> [TASK OBJECTIVE]: Copy every line of the records that includes the word "wird".

> [RECORDS FOR THE EXERCISE]:
▽

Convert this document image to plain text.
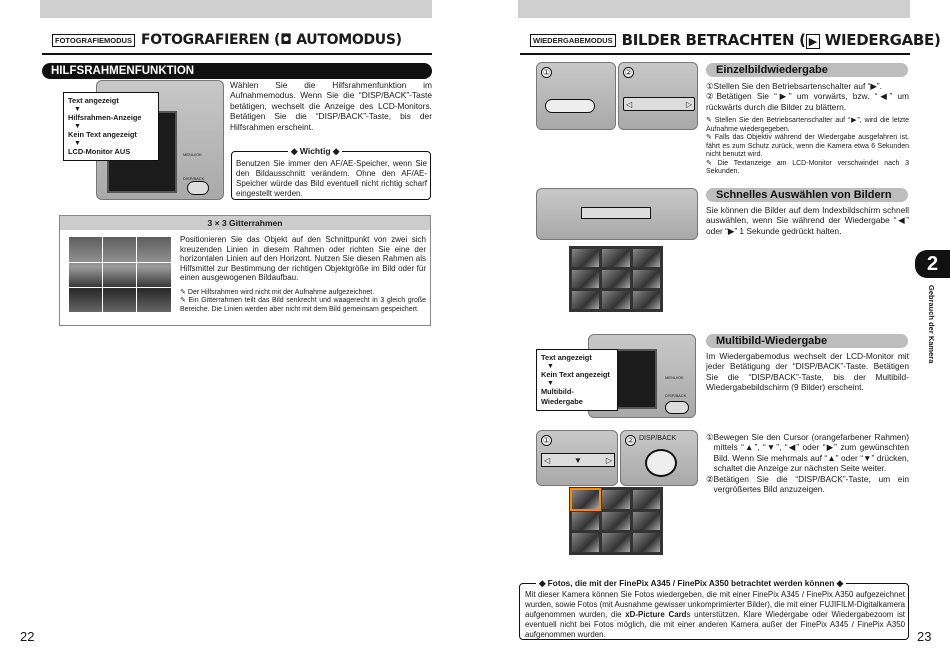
FOTOGRAFIEMODUS FOTOGRAFIEREN (◘ AUTOMODUS)
HILFSRAHMENFUNKTION
MENU/OK
DISP/BACK
Text angezeigt
▼
Hilfsrahmen-Anzeige
▼
Kein Text angezeigt
▼
LCD-Monitor AUS
Wählen Sie die Hilfsrahmenfunktion im Aufnahmemodus. Wenn Sie die “DISP/BACK”-Taste betätigen, wechselt die Anzeige des LCD-Monitors. Betätigen Sie die “DISP/BACK”-Taste, bis der Hilfsrahmen erscheint.
◆ Wichtig ◆
Benutzen Sie immer den AF/AE-Speicher, wenn Sie den Bildausschnitt verändern. Ohne den AF/AE-Speicher würde das Bild eventuell nicht richtig scharf eingestellt werden.
3 × 3 Gitterrahmen
Positionieren Sie das Objekt auf den Schnittpunkt von zwei sich kreuzenden Linien in diesem Rahmen oder richten Sie eine der horizontalen Linien auf den Horizont. Nutzen Sie diesen Rahmen als Hilfsmittel zur Bestimmung der richtigen Objektgröße im Bild oder für einen ausgewogenen Bildaufbau.
✎ Der Hilfsrahmen wird nicht mit der Aufnahme aufgezeichnet.
✎ Ein Gitterrahmen teilt das Bild senkrecht und waagerecht in 3 gleich große Bereiche. Die Linien werden aber nicht mit dem Bild gemeinsam gespeichert.
22
WIEDERGABEMODUS BILDER BETRACHTEN ( ▶ WIEDERGABE)
2
Gebrauch der Kamera
①	②
◁	▷
Einzelbildwiedergabe
①Stellen Sie den Betriebsartenschalter auf “▶”.
②Betätigen Sie “▶” um vorwärts, bzw. “◀” um rückwärts durch die Bilder zu blättern.
✎ Stellen Sie den Betriebsartenschalter auf “▶”, wird die letzte Aufnahme wiedergegeben.
✎ Falls das Objektiv während der Wiedergabe ausgefahren ist, fährt es zum Schutz zurück, wenn die Kamera etwa 6 Sekunden nicht benutzt wird.
✎ Die Textanzeige am LCD-Monitor verschwindet nach 3 Sekunden.
Schnelles Auswählen von Bildern
Sie können die Bilder auf dem Indexbildschirm schnell auswählen, wenn Sie während der Wiedergabe “◀” oder “▶” 1 Sekunde gedrückt halten.
MENU/OK
DISP/BACK
Text angezeigt
▼
Kein Text angezeigt
▼
Multibild-Wiedergabe
Multibild-Wiedergabe
Im Wiedergabemodus wechselt der LCD-Monitor mit jeder Betätigung der “DISP/BACK”-Taste. Betätigen Sie die “DISP/BACK”-Taste, bis der Multibild-Wiedergabebildschirm (9 Bilder) erscheint.
①
◁	▼	▷
② DISP/BACK	① Bewegen Sie den Cursor (orangefarbener Rahmen) mittels “▲”, “▼”, “◀” oder “▶” zum gewünschten Bild. Wenn Sie mehrmals auf “▲” oder “▼” drücken, schaltet die Anzeige zur nächsten Seite weiter.
② Betätigen Sie die “DISP/BACK”-Taste, um ein vergrößertes Bild anzuzeigen.
◆ Fotos, die mit der FinePix A345 / FinePix A350 betrachtet werden können ◆
Mit dieser Kamera können Sie Fotos wiedergeben, die mit einer FinePix A345 / FinePix A350 aufgezeichnet wurden, sowie Fotos (mit Ausnahme gewisser unkomprimierter Bilder), die mit einer FUJIFILM-Digitalkamera aufgenommen wurden, die xD-Picture Cards unterstützen. Klare Wiedergabe oder Wiedergabezoom ist eventuell nicht bei Fotos möglich, die mit einer anderen Kamera außer der FinePix A345 / FinePix A350 aufgenommen wurden.	23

△

> [SOLUTION BELOW]:
✎ Der Hilfsrahmen wird nicht mit der Aufnahme aufgezeichnet.
✎ Stellen Sie den Betriebsartenschalter auf “▶”, wird die letzte Aufnahme wiedergegeben.
✎ Falls das Objektiv während der Wiedergabe ausgefahren ist, fährt es zum Schutz zurück, wenn die Kamera etwa 6 Sekunden nicht benutzt wird.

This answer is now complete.